* [WHAT YOU SHOULD DO]: Print all of the data exactly as written.
'''
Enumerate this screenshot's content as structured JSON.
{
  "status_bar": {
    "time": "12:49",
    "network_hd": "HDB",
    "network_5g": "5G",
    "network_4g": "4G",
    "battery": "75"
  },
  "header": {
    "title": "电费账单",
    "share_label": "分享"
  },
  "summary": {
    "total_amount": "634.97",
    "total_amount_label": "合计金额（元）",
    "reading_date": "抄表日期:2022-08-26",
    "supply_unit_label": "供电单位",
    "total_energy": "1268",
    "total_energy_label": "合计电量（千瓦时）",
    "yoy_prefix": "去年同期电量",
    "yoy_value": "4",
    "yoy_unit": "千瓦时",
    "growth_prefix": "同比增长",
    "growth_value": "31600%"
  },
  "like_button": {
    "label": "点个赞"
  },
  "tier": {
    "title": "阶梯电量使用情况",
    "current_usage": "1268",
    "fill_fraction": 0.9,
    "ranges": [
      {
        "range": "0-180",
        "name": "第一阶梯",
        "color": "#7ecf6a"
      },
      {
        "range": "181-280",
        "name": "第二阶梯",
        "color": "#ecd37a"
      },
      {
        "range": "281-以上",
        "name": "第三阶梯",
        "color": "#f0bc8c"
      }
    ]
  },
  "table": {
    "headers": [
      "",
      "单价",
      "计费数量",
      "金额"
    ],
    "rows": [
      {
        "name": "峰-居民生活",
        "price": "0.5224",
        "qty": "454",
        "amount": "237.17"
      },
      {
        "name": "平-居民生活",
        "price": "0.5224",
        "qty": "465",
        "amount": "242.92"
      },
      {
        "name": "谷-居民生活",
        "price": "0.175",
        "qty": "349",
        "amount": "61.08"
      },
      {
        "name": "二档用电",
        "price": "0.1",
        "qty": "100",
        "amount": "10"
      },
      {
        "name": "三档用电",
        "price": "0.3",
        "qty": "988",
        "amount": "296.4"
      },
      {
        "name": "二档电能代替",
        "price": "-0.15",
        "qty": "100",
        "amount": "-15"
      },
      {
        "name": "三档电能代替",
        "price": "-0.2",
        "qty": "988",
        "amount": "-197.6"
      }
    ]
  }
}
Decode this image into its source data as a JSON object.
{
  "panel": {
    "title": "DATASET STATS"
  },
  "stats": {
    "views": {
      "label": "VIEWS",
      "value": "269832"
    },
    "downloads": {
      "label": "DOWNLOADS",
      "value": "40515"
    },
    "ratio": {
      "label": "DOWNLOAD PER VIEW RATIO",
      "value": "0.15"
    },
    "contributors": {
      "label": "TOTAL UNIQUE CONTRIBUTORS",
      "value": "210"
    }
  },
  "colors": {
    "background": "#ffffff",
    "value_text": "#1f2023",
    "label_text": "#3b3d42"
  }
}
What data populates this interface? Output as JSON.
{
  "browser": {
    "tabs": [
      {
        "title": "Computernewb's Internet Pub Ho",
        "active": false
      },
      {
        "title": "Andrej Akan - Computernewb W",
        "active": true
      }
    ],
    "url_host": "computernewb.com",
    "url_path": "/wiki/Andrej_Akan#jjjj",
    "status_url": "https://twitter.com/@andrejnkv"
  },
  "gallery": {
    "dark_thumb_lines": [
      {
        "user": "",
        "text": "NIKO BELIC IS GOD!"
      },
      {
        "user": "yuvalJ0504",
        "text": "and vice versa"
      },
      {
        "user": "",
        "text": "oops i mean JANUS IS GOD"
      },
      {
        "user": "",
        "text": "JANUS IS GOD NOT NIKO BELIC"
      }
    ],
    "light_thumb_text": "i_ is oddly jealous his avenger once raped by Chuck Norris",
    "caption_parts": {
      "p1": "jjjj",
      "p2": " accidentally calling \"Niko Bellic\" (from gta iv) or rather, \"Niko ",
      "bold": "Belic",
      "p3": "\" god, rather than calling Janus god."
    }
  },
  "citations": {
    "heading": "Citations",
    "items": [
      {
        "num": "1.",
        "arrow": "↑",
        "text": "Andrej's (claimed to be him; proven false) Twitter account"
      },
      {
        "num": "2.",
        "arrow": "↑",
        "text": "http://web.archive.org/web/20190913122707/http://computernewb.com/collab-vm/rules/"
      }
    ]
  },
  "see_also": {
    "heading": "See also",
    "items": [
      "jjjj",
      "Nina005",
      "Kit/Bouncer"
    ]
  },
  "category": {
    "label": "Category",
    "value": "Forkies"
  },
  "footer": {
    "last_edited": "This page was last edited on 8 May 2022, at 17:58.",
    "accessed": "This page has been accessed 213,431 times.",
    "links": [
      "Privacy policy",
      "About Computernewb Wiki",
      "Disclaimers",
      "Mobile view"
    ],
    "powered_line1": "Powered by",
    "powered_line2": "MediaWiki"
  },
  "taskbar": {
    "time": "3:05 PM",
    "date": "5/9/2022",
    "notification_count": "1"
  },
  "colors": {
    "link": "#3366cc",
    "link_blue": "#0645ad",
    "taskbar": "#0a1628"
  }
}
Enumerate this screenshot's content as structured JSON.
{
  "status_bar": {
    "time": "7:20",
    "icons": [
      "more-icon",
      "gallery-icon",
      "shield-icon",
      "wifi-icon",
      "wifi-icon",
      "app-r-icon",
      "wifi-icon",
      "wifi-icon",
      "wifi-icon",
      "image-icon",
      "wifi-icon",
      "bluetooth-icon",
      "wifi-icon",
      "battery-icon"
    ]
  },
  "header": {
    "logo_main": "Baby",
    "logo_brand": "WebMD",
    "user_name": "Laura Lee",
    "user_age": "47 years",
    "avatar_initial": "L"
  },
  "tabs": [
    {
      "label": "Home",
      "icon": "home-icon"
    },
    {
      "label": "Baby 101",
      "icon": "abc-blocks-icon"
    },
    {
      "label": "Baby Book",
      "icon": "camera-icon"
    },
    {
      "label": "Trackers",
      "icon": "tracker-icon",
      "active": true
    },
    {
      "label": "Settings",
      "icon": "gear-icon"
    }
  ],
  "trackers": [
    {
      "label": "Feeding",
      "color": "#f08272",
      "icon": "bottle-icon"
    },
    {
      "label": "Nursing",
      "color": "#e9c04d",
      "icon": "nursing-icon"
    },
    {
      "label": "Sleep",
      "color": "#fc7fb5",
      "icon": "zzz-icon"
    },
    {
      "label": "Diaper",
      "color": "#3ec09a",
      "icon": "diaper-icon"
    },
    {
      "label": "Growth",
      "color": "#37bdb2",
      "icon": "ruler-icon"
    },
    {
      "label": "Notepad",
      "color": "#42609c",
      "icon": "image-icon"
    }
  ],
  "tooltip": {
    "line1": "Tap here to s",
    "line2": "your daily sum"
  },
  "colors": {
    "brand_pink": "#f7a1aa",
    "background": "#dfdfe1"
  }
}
'''
* [FINAL ANSWER]:
Enumerate this screenshot's content as structured JSON.
{
  "status_bar": {
    "time": "12:49",
    "network_hd": "HDB",
    "network_5g": "5G",
    "network_4g": "4G",
    "battery": "75"
  },
  "header": {
    "title": "电费账单",
    "share_label": "分享"
  },
  "summary": {
    "total_amount": "634.97",
    "total_amount_label": "合计金额（元）",
    "reading_date": "抄表日期:2022-08-26",
    "supply_unit_label": "供电单位",
    "total_energy": "1268",
    "total_energy_label": "合计电量（千瓦时）",
    "yoy_prefix": "去年同期电量",
    "yoy_value": "4",
    "yoy_unit": "千瓦时",
    "growth_prefix": "同比增长",
    "growth_value": "31600%"
  },
  "like_button": {
    "label": "点个赞"
  },
  "tier": {
    "title": "阶梯电量使用情况",
    "current_usage": "1268",
    "fill_fraction": 0.9,
    "ranges": [
      {
        "range": "0-180",
        "name": "第一阶梯",
        "color": "#7ecf6a"
      },
      {
        "range": "181-280",
        "name": "第二阶梯",
        "color": "#ecd37a"
      },
      {
        "range": "281-以上",
        "name": "第三阶梯",
        "color": "#f0bc8c"
      }
    ]
  },
  "table": {
    "headers": [
      "",
      "单价",
      "计费数量",
      "金额"
    ],
    "rows": [
      {
        "name": "峰-居民生活",
        "price": "0.5224",
        "qty": "454",
        "amount": "237.17"
      },
      {
        "name": "平-居民生活",
        "price": "0.5224",
        "qty": "465",
        "amount": "242.92"
      },
      {
        "name": "谷-居民生活",
        "price": "0.175",
        "qty": "349",
        "amount": "61.08"
      },
      {
        "name": "二档用电",
        "price": "0.1",
        "qty": "100",
        "amount": "10"
      },
      {
        "name": "三档用电",
        "price": "0.3",
        "qty": "988",
        "amount": "296.4"
      },
      {
        "name": "二档电能代替",
        "price": "-0.15",
        "qty": "100",
        "amount": "-15"
      },
      {
        "name": "三档电能代替",
        "price": "-0.2",
        "qty": "988",
        "amount": "-197.6"
      }
    ]
  }
}
Decode this image into its source data as a JSON object.
{
  "panel": {
    "title": "DATASET STATS"
  },
  "stats": {
    "views": {
      "label": "VIEWS",
      "value": "269832"
    },
    "downloads": {
      "label": "DOWNLOADS",
      "value": "40515"
    },
    "ratio": {
      "label": "DOWNLOAD PER VIEW RATIO",
      "value": "0.15"
    },
    "contributors": {
      "label": "TOTAL UNIQUE CONTRIBUTORS",
      "value": "210"
    }
  },
  "colors": {
    "background": "#ffffff",
    "value_text": "#1f2023",
    "label_text": "#3b3d42"
  }
}
What data populates this interface? Output as JSON.
{
  "browser": {
    "tabs": [
      {
        "title": "Computernewb's Internet Pub Ho",
        "active": false
      },
      {
        "title": "Andrej Akan - Computernewb W",
        "active": true
      }
    ],
    "url_host": "computernewb.com",
    "url_path": "/wiki/Andrej_Akan#jjjj",
    "status_url": "https://twitter.com/@andrejnkv"
  },
  "gallery": {
    "dark_thumb_lines": [
      {
        "user": "",
        "text": "NIKO BELIC IS GOD!"
      },
      {
        "user": "yuvalJ0504",
        "text": "and vice versa"
      },
      {
        "user": "",
        "text": "oops i mean JANUS IS GOD"
      },
      {
        "user": "",
        "text": "JANUS IS GOD NOT NIKO BELIC"
      }
    ],
    "light_thumb_text": "i_ is oddly jealous his avenger once raped by Chuck Norris",
    "caption_parts": {
      "p1": "jjjj",
      "p2": " accidentally calling \"Niko Bellic\" (from gta iv) or rather, \"Niko ",
      "bold": "Belic",
      "p3": "\" god, rather than calling Janus god."
    }
  },
  "citations": {
    "heading": "Citations",
    "items": [
      {
        "num": "1.",
        "arrow": "↑",
        "text": "Andrej's (claimed to be him; proven false) Twitter account"
      },
      {
        "num": "2.",
        "arrow": "↑",
        "text": "http://web.archive.org/web/20190913122707/http://computernewb.com/collab-vm/rules/"
      }
    ]
  },
  "see_also": {
    "heading": "See also",
    "items": [
      "jjjj",
      "Nina005",
      "Kit/Bouncer"
    ]
  },
  "category": {
    "label": "Category",
    "value": "Forkies"
  },
  "footer": {
    "last_edited": "This page was last edited on 8 May 2022, at 17:58.",
    "accessed": "This page has been accessed 213,431 times.",
    "links": [
      "Privacy policy",
      "About Computernewb Wiki",
      "Disclaimers",
      "Mobile view"
    ],
    "powered_line1": "Powered by",
    "powered_line2": "MediaWiki"
  },
  "taskbar": {
    "time": "3:05 PM",
    "date": "5/9/2022",
    "notification_count": "1"
  },
  "colors": {
    "link": "#3366cc",
    "link_blue": "#0645ad",
    "taskbar": "#0a1628"
  }
}
Enumerate this screenshot's content as structured JSON.
{
  "status_bar": {
    "time": "7:20",
    "icons": [
      "more-icon",
      "gallery-icon",
      "shield-icon",
      "wifi-icon",
      "wifi-icon",
      "app-r-icon",
      "wifi-icon",
      "wifi-icon",
      "wifi-icon",
      "image-icon",
      "wifi-icon",
      "bluetooth-icon",
      "wifi-icon",
      "battery-icon"
    ]
  },
  "header": {
    "logo_main": "Baby",
    "logo_brand": "WebMD",
    "user_name": "Laura Lee",
    "user_age": "47 years",
    "avatar_initial": "L"
  },
  "tabs": [
    {
      "label": "Home",
      "icon": "home-icon"
    },
    {
      "label": "Baby 101",
      "icon": "abc-blocks-icon"
    },
    {
      "label": "Baby Book",
      "icon": "camera-icon"
    },
    {
      "label": "Trackers",
      "icon": "tracker-icon",
      "active": true
    },
    {
      "label": "Settings",
      "icon": "gear-icon"
    }
  ],
  "trackers": [
    {
      "label": "Feeding",
      "color": "#f08272",
      "icon": "bottle-icon"
    },
    {
      "label": "Nursing",
      "color": "#e9c04d",
      "icon": "nursing-icon"
    },
    {
      "label": "Sleep",
      "color": "#fc7fb5",
      "icon": "zzz-icon"
    },
    {
      "label": "Diaper",
      "color": "#3ec09a",
      "icon": "diaper-icon"
    },
    {
      "label": "Growth",
      "color": "#37bdb2",
      "icon": "ruler-icon"
    },
    {
      "label": "Notepad",
      "color": "#42609c",
      "icon": "image-icon"
    }
  ],
  "tooltip": {
    "line1": "Tap here to s",
    "line2": "your daily sum"
  },
  "colors": {
    "brand_pink": "#f7a1aa",
    "background": "#dfdfe1"
  }
}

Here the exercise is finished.